[BRIEF]: Print each of the entries exactly, leaving nothing out.

[SUPPLIED DATA]:
- - - - -

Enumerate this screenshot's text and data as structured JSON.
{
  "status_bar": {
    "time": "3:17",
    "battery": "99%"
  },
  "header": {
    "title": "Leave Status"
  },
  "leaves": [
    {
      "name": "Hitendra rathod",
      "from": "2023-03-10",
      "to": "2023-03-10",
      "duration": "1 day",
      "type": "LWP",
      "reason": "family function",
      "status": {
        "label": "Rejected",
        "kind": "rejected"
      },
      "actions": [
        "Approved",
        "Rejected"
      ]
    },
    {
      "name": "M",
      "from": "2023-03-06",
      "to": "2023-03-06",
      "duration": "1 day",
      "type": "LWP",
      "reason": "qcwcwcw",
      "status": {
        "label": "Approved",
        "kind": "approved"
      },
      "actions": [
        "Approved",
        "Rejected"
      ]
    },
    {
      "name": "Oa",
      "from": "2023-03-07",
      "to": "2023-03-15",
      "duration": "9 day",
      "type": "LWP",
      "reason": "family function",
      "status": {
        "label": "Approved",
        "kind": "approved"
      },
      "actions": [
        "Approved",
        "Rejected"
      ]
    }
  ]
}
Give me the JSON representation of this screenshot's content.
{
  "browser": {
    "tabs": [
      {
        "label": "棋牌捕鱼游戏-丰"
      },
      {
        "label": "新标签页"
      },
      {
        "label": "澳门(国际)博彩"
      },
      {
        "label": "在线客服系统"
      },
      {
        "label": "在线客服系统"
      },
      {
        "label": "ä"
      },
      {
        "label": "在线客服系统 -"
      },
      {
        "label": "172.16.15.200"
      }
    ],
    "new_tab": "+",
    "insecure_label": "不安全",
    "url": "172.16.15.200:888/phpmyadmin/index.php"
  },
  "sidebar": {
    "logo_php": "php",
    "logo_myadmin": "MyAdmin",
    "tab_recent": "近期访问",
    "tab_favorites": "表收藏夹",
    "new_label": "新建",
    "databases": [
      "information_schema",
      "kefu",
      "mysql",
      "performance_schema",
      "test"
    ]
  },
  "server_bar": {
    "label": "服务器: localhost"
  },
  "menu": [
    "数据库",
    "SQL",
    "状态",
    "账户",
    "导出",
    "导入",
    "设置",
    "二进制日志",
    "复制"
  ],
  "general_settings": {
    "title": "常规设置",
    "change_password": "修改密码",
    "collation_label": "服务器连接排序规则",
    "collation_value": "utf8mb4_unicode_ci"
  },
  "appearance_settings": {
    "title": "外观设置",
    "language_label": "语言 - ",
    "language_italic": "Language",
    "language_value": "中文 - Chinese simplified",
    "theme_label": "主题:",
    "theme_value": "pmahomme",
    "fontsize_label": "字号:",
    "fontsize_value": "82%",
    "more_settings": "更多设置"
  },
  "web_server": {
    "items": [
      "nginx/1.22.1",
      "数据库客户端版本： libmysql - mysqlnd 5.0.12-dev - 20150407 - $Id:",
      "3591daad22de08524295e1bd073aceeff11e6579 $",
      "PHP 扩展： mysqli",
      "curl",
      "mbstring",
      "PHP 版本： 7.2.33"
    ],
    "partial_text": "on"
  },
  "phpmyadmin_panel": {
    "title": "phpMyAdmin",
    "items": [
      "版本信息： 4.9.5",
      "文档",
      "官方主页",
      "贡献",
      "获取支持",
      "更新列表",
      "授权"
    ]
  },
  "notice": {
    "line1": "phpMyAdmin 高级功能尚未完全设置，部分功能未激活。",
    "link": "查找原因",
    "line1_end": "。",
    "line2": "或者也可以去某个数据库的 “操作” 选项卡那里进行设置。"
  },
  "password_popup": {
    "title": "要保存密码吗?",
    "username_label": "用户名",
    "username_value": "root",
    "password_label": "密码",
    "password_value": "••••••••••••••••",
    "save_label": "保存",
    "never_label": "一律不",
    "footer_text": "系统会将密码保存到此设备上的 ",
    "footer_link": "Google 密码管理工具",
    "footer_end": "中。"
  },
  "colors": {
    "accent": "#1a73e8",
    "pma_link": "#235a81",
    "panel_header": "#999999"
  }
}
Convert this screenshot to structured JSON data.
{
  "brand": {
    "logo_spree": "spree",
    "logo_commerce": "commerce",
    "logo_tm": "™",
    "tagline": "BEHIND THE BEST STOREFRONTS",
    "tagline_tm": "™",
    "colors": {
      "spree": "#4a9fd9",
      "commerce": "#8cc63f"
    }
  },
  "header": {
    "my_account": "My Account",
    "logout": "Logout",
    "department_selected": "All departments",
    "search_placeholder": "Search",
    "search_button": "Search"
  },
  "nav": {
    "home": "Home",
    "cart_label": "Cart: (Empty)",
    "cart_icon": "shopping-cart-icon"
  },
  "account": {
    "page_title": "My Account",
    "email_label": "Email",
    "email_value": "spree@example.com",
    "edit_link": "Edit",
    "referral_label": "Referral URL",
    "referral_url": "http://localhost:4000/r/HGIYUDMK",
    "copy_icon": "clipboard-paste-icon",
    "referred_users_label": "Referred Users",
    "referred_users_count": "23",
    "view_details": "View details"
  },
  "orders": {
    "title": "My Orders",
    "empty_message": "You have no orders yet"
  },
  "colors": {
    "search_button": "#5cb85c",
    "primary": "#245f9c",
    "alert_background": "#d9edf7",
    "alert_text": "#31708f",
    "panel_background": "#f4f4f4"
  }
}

- - - - -

[CORRECT ANSWER]:
Enumerate this screenshot's text and data as structured JSON.
{
  "status_bar": {
    "time": "3:17",
    "battery": "99%"
  },
  "header": {
    "title": "Leave Status"
  },
  "leaves": [
    {
      "name": "Hitendra rathod",
      "from": "2023-03-10",
      "to": "2023-03-10",
      "duration": "1 day",
      "type": "LWP",
      "reason": "family function",
      "status": {
        "label": "Rejected",
        "kind": "rejected"
      },
      "actions": [
        "Approved",
        "Rejected"
      ]
    },
    {
      "name": "M",
      "from": "2023-03-06",
      "to": "2023-03-06",
      "duration": "1 day",
      "type": "LWP",
      "reason": "qcwcwcw",
      "status": {
        "label": "Approved",
        "kind": "approved"
      },
      "actions": [
        "Approved",
        "Rejected"
      ]
    },
    {
      "name": "Oa",
      "from": "2023-03-07",
      "to": "2023-03-15",
      "duration": "9 day",
      "type": "LWP",
      "reason": "family function",
      "status": {
        "label": "Approved",
        "kind": "approved"
      },
      "actions": [
        "Approved",
        "Rejected"
      ]
    }
  ]
}
Give me the JSON representation of this screenshot's content.
{
  "browser": {
    "tabs": [
      {
        "label": "棋牌捕鱼游戏-丰"
      },
      {
        "label": "新标签页"
      },
      {
        "label": "澳门(国际)博彩"
      },
      {
        "label": "在线客服系统"
      },
      {
        "label": "在线客服系统"
      },
      {
        "label": "ä"
      },
      {
        "label": "在线客服系统 -"
      },
      {
        "label": "172.16.15.200"
      }
    ],
    "new_tab": "+",
    "insecure_label": "不安全",
    "url": "172.16.15.200:888/phpmyadmin/index.php"
  },
  "sidebar": {
    "logo_php": "php",
    "logo_myadmin": "MyAdmin",
    "tab_recent": "近期访问",
    "tab_favorites": "表收藏夹",
    "new_label": "新建",
    "databases": [
      "information_schema",
      "kefu",
      "mysql",
      "performance_schema",
      "test"
    ]
  },
  "server_bar": {
    "label": "服务器: localhost"
  },
  "menu": [
    "数据库",
    "SQL",
    "状态",
    "账户",
    "导出",
    "导入",
    "设置",
    "二进制日志",
    "复制"
  ],
  "general_settings": {
    "title": "常规设置",
    "change_password": "修改密码",
    "collation_label": "服务器连接排序规则",
    "collation_value": "utf8mb4_unicode_ci"
  },
  "appearance_settings": {
    "title": "外观设置",
    "language_label": "语言 - ",
    "language_italic": "Language",
    "language_value": "中文 - Chinese simplified",
    "theme_label": "主题:",
    "theme_value": "pmahomme",
    "fontsize_label": "字号:",
    "fontsize_value": "82%",
    "more_settings": "更多设置"
  },
  "web_server": {
    "items": [
      "nginx/1.22.1",
      "数据库客户端版本： libmysql - mysqlnd 5.0.12-dev - 20150407 - $Id:",
      "3591daad22de08524295e1bd073aceeff11e6579 $",
      "PHP 扩展： mysqli",
      "curl",
      "mbstring",
      "PHP 版本： 7.2.33"
    ],
    "partial_text": "on"
  },
  "phpmyadmin_panel": {
    "title": "phpMyAdmin",
    "items": [
      "版本信息： 4.9.5",
      "文档",
      "官方主页",
      "贡献",
      "获取支持",
      "更新列表",
      "授权"
    ]
  },
  "notice": {
    "line1": "phpMyAdmin 高级功能尚未完全设置，部分功能未激活。",
    "link": "查找原因",
    "line1_end": "。",
    "line2": "或者也可以去某个数据库的 “操作” 选项卡那里进行设置。"
  },
  "password_popup": {
    "title": "要保存密码吗?",
    "username_label": "用户名",
    "username_value": "root",
    "password_label": "密码",
    "password_value": "••••••••••••••••",
    "save_label": "保存",
    "never_label": "一律不",
    "footer_text": "系统会将密码保存到此设备上的 ",
    "footer_link": "Google 密码管理工具",
    "footer_end": "中。"
  },
  "colors": {
    "accent": "#1a73e8",
    "pma_link": "#235a81",
    "panel_header": "#999999"
  }
}
Convert this screenshot to structured JSON data.
{
  "brand": {
    "logo_spree": "spree",
    "logo_commerce": "commerce",
    "logo_tm": "™",
    "tagline": "BEHIND THE BEST STOREFRONTS",
    "tagline_tm": "™",
    "colors": {
      "spree": "#4a9fd9",
      "commerce": "#8cc63f"
    }
  },
  "header": {
    "my_account": "My Account",
    "logout": "Logout",
    "department_selected": "All departments",
    "search_placeholder": "Search",
    "search_button": "Search"
  },
  "nav": {
    "home": "Home",
    "cart_label": "Cart: (Empty)",
    "cart_icon": "shopping-cart-icon"
  },
  "account": {
    "page_title": "My Account",
    "email_label": "Email",
    "email_value": "spree@example.com",
    "edit_link": "Edit",
    "referral_label": "Referral URL",
    "referral_url": "http://localhost:4000/r/HGIYUDMK",
    "copy_icon": "clipboard-paste-icon",
    "referred_users_label": "Referred Users",
    "referred_users_count": "23",
    "view_details": "View details"
  },
  "orders": {
    "title": "My Orders",
    "empty_message": "You have no orders yet"
  },
  "colors": {
    "search_button": "#5cb85c",
    "primary": "#245f9c",
    "alert_background": "#d9edf7",
    "alert_text": "#31708f",
    "panel_background": "#f4f4f4"
  }
}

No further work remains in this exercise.